Porridge, cabbage and dirt: understanding Estonian humour through food and film

Lisa and Kristen Dobbin are Estonian-Canadian sisters from Toronto. In 2012, they relocated to Tartu to try and become a little more like their Estonian grandmother. This is the second part in their series of articles, Lessons in Estonian culture for beginners. The first part can be found here and the third one here.

We both love to eat, and if we miss anything about our hometown of Toronto, it’s that on any given night, dinner might be Vietnamese pho, Italian pizza, Portugese BBQ chicken, Ethiopian tibs, or Caribbean roti.

When we moved to Estonia last year, we were excited to explore the national food culture, so we asked around for traditional recipes and restaurant recommendations. A few people told us that no “real” Estonian cuisine exists, suggesting that the country’s menu is a mere amalgamation – a mix of dishes and ingredients favoured by the Germans, Russians, Swedes, Danes and Poles, who, at various times in history, have ruled this tiny nation. As one friend put it, true Estonian food can be boiled down to “porridge, cabbage and dirt.”

Vanaema’s kitchen

We had always assumed that our grandmother’s menu was a reflection of her country’s cuisine. Vanaema (grandmother in Estonian – editor) was a great cook and spent her Canadian summers working in the kitchen at Jõekääru, the Estonian children’s camp in Udora, Ontario.

On Sunday evenings in Toronto, our family often gathered at vanaema’s bungalow-sized house, adjacent to a set of busy railroad tracks, where we’d be welcomed into a warm kitchen in full swing. Roast pork or cabbage rolls would be in the oven, producing an aroma that was somehow augmented favourably by vanaema’s lifelong smoking habit. Potatoes and vegetables would be boiling on the stove and sauerkraut or rosolje (a bright pink beetroot and herring salad) would be prepared.

At Christmas time, we’d eat two meals. After the usual meat and potatoes feast, we had traditional Estonian blood sausages – verivorst (which we called “very worst” as children!). On Christmas Day, we were served small, crepe-style pancakes with maple syrup and jam. Our favourite pastry – kringel (which is usually braided and tastes like sweet egg bread with raisins and slivered almonds) – went with evening coffee, alongside homemade apple pie and sugar donuts. Vanaema usually sent us home with deep-fried pork and rice perogies, along with a week’s worth of leftovers.

Self-deprecation

Here in Tartu, we’ve been happy to discover perogies that taste just like vanaema’s and familiar salads like rosolje at the outdoor market. A local hotel restaurant prepares chicken soup with a hefty serving of dill, making it almost identical to the soup we were served as kids. When hosted by friends and relatives, we’ve eaten cured and smoked fish, hearty pork and potato dishes, and kringel for dessert. Both sweet and savoury pancakes, crepe-style just like vanaema’s, are easy to come by. So if no Estonian national cuisine exists, what was our grandmother cooking for us all those years? And why are those very same foods on offer here?

While we wondered how we should define Estonian food, we were devouring Estonian film. As fans of idiocy (we memorised every line of Mel Brooks’ Robin Hood: Men in Tights at a young age), we especially enjoyed the Estonian historical satire Malev, or “Men at Arms” (2005). The film has a Monty Python and the Holy Grail feel to it, and portrays 13th century Estonians as backward simpletons who can’t seem to get their act together.

Bounding box entries
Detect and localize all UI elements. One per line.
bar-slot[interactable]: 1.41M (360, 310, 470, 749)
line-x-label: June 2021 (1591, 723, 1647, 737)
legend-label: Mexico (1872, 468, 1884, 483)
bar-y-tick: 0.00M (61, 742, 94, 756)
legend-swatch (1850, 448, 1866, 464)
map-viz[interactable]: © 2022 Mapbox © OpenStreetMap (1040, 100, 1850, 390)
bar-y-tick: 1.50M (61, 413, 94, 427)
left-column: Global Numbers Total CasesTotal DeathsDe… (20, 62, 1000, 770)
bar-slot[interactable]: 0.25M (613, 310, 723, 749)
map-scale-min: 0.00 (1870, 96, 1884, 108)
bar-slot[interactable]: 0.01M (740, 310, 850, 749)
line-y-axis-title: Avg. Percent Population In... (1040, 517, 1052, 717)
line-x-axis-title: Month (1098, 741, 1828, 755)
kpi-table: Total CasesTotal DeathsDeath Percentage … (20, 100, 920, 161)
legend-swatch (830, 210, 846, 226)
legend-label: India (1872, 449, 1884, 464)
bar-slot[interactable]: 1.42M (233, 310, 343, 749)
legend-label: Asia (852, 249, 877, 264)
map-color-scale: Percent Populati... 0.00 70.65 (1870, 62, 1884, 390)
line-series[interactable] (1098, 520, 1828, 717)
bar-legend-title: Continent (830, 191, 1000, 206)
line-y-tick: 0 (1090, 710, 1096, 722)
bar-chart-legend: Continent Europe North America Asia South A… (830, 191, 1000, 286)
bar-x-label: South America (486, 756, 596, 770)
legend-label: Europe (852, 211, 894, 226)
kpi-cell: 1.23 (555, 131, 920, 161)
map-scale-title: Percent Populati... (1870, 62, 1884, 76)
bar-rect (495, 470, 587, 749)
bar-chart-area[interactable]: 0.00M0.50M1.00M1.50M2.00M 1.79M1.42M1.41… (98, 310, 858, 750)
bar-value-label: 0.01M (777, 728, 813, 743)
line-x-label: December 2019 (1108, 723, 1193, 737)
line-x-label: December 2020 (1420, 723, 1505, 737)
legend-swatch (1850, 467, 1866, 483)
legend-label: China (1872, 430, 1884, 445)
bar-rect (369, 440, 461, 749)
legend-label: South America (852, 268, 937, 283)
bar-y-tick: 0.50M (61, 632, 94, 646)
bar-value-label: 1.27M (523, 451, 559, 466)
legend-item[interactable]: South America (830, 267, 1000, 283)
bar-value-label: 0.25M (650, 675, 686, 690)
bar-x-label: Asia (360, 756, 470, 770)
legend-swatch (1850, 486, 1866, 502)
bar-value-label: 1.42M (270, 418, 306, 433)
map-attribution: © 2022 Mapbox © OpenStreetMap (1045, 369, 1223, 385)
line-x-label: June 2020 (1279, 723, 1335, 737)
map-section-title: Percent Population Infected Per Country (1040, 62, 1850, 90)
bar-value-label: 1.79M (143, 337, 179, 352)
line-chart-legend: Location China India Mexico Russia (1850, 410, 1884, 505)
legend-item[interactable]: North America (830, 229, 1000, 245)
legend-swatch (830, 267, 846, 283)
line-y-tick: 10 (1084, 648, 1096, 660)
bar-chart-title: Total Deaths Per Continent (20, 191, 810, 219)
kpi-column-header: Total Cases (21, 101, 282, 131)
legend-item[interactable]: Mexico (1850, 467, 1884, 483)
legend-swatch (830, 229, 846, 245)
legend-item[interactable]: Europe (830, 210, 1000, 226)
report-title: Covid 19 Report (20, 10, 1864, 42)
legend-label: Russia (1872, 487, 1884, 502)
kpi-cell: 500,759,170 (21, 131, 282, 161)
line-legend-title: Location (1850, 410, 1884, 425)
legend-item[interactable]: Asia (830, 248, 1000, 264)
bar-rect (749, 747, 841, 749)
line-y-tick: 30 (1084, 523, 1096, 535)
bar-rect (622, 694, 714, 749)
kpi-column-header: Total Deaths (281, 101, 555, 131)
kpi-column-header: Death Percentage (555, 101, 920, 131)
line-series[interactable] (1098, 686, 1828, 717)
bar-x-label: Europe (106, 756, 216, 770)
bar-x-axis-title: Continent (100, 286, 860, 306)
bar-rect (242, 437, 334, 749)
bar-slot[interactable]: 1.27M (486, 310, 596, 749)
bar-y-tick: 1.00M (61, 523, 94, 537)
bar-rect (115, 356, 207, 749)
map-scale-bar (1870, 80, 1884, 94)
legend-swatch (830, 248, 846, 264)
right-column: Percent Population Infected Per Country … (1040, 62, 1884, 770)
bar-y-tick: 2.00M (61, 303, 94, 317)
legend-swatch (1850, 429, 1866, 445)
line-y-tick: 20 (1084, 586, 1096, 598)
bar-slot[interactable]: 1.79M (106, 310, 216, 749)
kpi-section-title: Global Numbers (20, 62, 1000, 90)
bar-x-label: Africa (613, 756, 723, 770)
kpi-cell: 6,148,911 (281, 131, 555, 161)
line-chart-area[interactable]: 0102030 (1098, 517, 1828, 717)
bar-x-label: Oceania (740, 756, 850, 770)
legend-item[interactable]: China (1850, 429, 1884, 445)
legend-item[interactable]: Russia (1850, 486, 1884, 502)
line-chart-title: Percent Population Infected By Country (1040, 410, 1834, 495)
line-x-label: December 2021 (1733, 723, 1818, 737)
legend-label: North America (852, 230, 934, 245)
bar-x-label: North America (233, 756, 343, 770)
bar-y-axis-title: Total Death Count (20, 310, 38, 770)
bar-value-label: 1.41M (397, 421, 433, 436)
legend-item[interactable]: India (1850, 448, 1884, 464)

Directive A -
Answer these questions about the piece on Estonian food and film, one per line:
(i) In what year did the sisters move to Tartu?
(ii) How does the text describe rosolje?
(iii) What year is given for the film Malev?
Directive B - Identify every line of the records that contains the string "India", with case counting, and copy each of those lines.
The records have no connection to the text.

Task answer A -
(i) 2012
(ii) A bright pink beetroot and herring salad
(iii) 2005

Task answer B -
legend-label: India (1872, 449, 1884, 464)
line-chart-legend: Location China India Mexico Russia (1850, 410, 1884, 505)
legend-item[interactable]: India (1850, 448, 1884, 464)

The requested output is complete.